■ **Requirement 1**
Retype the dataset entries below exactly as they appear, line for line.

Review by ClemofNazareth
SPECIAL COLLABORATOR Prog Folk Researcher
3 stars The second Sage album is a bit of a sampler of sounds, but in all I find it to be a fairly ear- pleasing collection. Paul Brett would go on to amass a fairly large discography of pretty serious guitar music, but at this point in his career he seemed to still be trying to find his niche.

Flautist Nicky Higginbottom had departed by the time the group entered the studio to record these songs, but her sounds are replaced by both Titus Groan guitarist Stuart Cowell as well as some rather lush orchestral arrangements. The effect of both are noticeable and welcome, although the foolish lilt Higginbottom added to the band’s debut album is somewhat missed.

Like I said, these songs contain a mix of sounds, many of them leaning in the direction of pop. The opening “Cottage Made for Two” for example (penned by bassist Dick Dufall) is an obvious nod to the Everly Brothers, and the follow-up “Hold My Hand Mother” as well as “Good Old-Fashioned Funky Kind Of Music” are both sort of Sam & Dave type things. “Goodbye Forever” is a little bit Beatles-sounding, and “I Fell So Far” isn’t too far away from the early Cat Stevens sound (while the guitar could also be construed as a John Denver- picked piece).

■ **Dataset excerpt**
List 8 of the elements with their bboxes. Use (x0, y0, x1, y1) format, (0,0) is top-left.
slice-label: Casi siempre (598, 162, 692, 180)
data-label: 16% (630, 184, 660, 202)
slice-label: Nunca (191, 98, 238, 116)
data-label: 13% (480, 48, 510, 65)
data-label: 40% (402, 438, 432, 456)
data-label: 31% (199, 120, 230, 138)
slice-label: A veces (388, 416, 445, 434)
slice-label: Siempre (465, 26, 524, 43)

■ **Requirement 2**
Echo everything in the Sage album review from "Like I said, these" down to "Denver- picked piece).", word for word.

■ **Task result 1**
List 8 of the elements with their bboxes. Use (x0, y0, x1, y1) format, (0,0) is top-left.
slice-label: Casi siempre (598, 162, 692, 180)
data-label: 16% (630, 184, 660, 202)
slice-label: Nunca (191, 98, 238, 116)
data-label: 13% (480, 48, 510, 65)
data-label: 40% (402, 438, 432, 456)
data-label: 31% (199, 120, 230, 138)
slice-label: A veces (388, 416, 445, 434)
slice-label: Siempre (465, 26, 524, 43)

■ **Task result 2**
Like I said, these songs contain a mix of sounds, many of them leaning in the direction of pop. The opening “Cottage Made for Two” for example (penned by bassist Dick Dufall) is an obvious nod to the Everly Brothers, and the follow-up “Hold My Hand Mother” as well as “Good Old-Fashioned Funky Kind Of Music” are both sort of Sam & Dave type things. “Goodbye Forever” is a little bit Beatles-sounding, and “I Fell So Far” isn’t too far away from the early Cat Stevens sound (while the guitar could also be construed as a John Denver- picked piece).